[Rows from a figure dataset]
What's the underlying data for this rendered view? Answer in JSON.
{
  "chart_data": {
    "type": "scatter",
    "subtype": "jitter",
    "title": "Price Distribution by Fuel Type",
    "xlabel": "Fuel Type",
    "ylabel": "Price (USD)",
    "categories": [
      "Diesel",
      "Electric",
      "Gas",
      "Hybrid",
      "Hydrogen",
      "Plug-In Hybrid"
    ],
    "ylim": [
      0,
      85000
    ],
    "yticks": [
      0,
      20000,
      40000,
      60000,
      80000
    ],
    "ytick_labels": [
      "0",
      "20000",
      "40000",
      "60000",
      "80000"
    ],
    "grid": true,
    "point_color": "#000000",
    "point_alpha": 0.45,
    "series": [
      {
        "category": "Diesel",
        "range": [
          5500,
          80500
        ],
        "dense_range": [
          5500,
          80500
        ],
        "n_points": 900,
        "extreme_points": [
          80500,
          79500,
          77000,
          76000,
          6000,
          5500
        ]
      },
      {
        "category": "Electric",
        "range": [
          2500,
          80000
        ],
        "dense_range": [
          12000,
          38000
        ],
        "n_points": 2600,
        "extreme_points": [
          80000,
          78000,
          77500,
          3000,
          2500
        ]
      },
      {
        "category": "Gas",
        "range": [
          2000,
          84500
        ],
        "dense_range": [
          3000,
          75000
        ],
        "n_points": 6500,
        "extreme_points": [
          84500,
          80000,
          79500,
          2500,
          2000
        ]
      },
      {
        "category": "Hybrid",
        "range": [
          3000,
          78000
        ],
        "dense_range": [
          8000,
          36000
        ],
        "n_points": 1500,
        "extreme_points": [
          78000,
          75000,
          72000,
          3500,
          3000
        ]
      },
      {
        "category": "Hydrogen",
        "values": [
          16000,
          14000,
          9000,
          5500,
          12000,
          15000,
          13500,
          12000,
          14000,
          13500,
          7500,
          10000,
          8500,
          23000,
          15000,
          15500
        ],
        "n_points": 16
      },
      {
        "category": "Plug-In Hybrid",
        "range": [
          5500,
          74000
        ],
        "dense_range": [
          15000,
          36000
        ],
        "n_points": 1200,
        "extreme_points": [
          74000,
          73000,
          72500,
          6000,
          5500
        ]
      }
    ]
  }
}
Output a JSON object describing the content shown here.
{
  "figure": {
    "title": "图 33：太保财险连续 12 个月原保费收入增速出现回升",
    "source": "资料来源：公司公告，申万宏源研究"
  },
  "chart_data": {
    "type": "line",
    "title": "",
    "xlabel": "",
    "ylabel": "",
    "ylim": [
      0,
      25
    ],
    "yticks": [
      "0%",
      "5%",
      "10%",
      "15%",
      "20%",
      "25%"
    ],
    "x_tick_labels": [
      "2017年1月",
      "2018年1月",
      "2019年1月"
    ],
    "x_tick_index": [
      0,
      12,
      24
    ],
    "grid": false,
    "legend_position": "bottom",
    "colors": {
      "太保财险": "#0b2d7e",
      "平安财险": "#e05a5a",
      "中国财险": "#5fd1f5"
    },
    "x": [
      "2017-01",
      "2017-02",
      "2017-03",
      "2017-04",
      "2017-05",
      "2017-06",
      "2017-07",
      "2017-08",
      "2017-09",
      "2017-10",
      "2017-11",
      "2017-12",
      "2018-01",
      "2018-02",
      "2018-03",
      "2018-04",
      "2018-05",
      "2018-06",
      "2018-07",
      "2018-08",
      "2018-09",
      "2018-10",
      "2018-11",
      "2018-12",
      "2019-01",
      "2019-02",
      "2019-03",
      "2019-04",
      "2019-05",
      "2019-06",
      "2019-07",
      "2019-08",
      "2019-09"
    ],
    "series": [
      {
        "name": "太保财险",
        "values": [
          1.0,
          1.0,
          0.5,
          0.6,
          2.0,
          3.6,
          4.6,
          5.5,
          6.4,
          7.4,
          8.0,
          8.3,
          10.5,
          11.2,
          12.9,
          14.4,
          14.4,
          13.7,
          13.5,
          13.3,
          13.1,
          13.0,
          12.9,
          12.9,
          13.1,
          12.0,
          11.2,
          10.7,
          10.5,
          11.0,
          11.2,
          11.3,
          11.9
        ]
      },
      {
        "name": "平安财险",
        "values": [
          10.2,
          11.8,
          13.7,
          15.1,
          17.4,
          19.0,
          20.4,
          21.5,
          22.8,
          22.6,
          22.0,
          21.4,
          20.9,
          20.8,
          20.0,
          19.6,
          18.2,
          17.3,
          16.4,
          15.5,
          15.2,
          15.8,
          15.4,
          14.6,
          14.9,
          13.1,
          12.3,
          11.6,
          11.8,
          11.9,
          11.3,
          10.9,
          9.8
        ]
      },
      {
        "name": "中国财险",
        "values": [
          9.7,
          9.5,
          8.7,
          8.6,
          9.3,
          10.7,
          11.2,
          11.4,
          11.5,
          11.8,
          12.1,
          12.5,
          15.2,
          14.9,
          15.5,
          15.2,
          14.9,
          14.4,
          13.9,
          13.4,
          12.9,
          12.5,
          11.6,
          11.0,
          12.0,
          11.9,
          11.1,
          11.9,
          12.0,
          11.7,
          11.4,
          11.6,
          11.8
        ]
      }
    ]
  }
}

→ **Written instruction**: Retype every record above exactly as it appears.

→ **Response to this task**:
What's the underlying data for this rendered view? Answer in JSON.
{
  "chart_data": {
    "type": "scatter",
    "subtype": "jitter",
    "title": "Price Distribution by Fuel Type",
    "xlabel": "Fuel Type",
    "ylabel": "Price (USD)",
    "categories": [
      "Diesel",
      "Electric",
      "Gas",
      "Hybrid",
      "Hydrogen",
      "Plug-In Hybrid"
    ],
    "ylim": [
      0,
      85000
    ],
    "yticks": [
      0,
      20000,
      40000,
      60000,
      80000
    ],
    "ytick_labels": [
      "0",
      "20000",
      "40000",
      "60000",
      "80000"
    ],
    "grid": true,
    "point_color": "#000000",
    "point_alpha": 0.45,
    "series": [
      {
        "category": "Diesel",
        "range": [
          5500,
          80500
        ],
        "dense_range": [
          5500,
          80500
        ],
        "n_points": 900,
        "extreme_points": [
          80500,
          79500,
          77000,
          76000,
          6000,
          5500
        ]
      },
      {
        "category": "Electric",
        "range": [
          2500,
          80000
        ],
        "dense_range": [
          12000,
          38000
        ],
        "n_points": 2600,
        "extreme_points": [
          80000,
          78000,
          77500,
          3000,
          2500
        ]
      },
      {
        "category": "Gas",
        "range": [
          2000,
          84500
        ],
        "dense_range": [
          3000,
          75000
        ],
        "n_points": 6500,
        "extreme_points": [
          84500,
          80000,
          79500,
          2500,
          2000
        ]
      },
      {
        "category": "Hybrid",
        "range": [
          3000,
          78000
        ],
        "dense_range": [
          8000,
          36000
        ],
        "n_points": 1500,
        "extreme_points": [
          78000,
          75000,
          72000,
          3500,
          3000
        ]
      },
      {
        "category": "Hydrogen",
        "values": [
          16000,
          14000,
          9000,
          5500,
          12000,
          15000,
          13500,
          12000,
          14000,
          13500,
          7500,
          10000,
          8500,
          23000,
          15000,
          15500
        ],
        "n_points": 16
      },
      {
        "category": "Plug-In Hybrid",
        "range": [
          5500,
          74000
        ],
        "dense_range": [
          15000,
          36000
        ],
        "n_points": 1200,
        "extreme_points": [
          74000,
          73000,
          72500,
          6000,
          5500
        ]
      }
    ]
  }
}
Output a JSON object describing the content shown here.
{
  "figure": {
    "title": "图 33：太保财险连续 12 个月原保费收入增速出现回升",
    "source": "资料来源：公司公告，申万宏源研究"
  },
  "chart_data": {
    "type": "line",
    "title": "",
    "xlabel": "",
    "ylabel": "",
    "ylim": [
      0,
      25
    ],
    "yticks": [
      "0%",
      "5%",
      "10%",
      "15%",
      "20%",
      "25%"
    ],
    "x_tick_labels": [
      "2017年1月",
      "2018年1月",
      "2019年1月"
    ],
    "x_tick_index": [
      0,
      12,
      24
    ],
    "grid": false,
    "legend_position": "bottom",
    "colors": {
      "太保财险": "#0b2d7e",
      "平安财险": "#e05a5a",
      "中国财险": "#5fd1f5"
    },
    "x": [
      "2017-01",
      "2017-02",
      "2017-03",
      "2017-04",
      "2017-05",
      "2017-06",
      "2017-07",
      "2017-08",
      "2017-09",
      "2017-10",
      "2017-11",
      "2017-12",
      "2018-01",
      "2018-02",
      "2018-03",
      "2018-04",
      "2018-05",
      "2018-06",
      "2018-07",
      "2018-08",
      "2018-09",
      "2018-10",
      "2018-11",
      "2018-12",
      "2019-01",
      "2019-02",
      "2019-03",
      "2019-04",
      "2019-05",
      "2019-06",
      "2019-07",
      "2019-08",
      "2019-09"
    ],
    "series": [
      {
        "name": "太保财险",
        "values": [
          1.0,
          1.0,
          0.5,
          0.6,
          2.0,
          3.6,
          4.6,
          5.5,
          6.4,
          7.4,
          8.0,
          8.3,
          10.5,
          11.2,
          12.9,
          14.4,
          14.4,
          13.7,
          13.5,
          13.3,
          13.1,
          13.0,
          12.9,
          12.9,
          13.1,
          12.0,
          11.2,
          10.7,
          10.5,
          11.0,
          11.2,
          11.3,
          11.9
        ]
      },
      {
        "name": "平安财险",
        "values": [
          10.2,
          11.8,
          13.7,
          15.1,
          17.4,
          19.0,
          20.4,
          21.5,
          22.8,
          22.6,
          22.0,
          21.4,
          20.9,
          20.8,
          20.0,
          19.6,
          18.2,
          17.3,
          16.4,
          15.5,
          15.2,
          15.8,
          15.4,
          14.6,
          14.9,
          13.1,
          12.3,
          11.6,
          11.8,
          11.9,
          11.3,
          10.9,
          9.8
        ]
      },
      {
        "name": "中国财险",
        "values": [
          9.7,
          9.5,
          8.7,
          8.6,
          9.3,
          10.7,
          11.2,
          11.4,
          11.5,
          11.8,
          12.1,
          12.5,
          15.2,
          14.9,
          15.5,
          15.2,
          14.9,
          14.4,
          13.9,
          13.4,
          12.9,
          12.5,
          11.6,
          11.0,
          12.0,
          11.9,
          11.1,
          11.9,
          12.0,
          11.7,
          11.4,
          11.6,
          11.8
        ]
      }
    ]
  }
}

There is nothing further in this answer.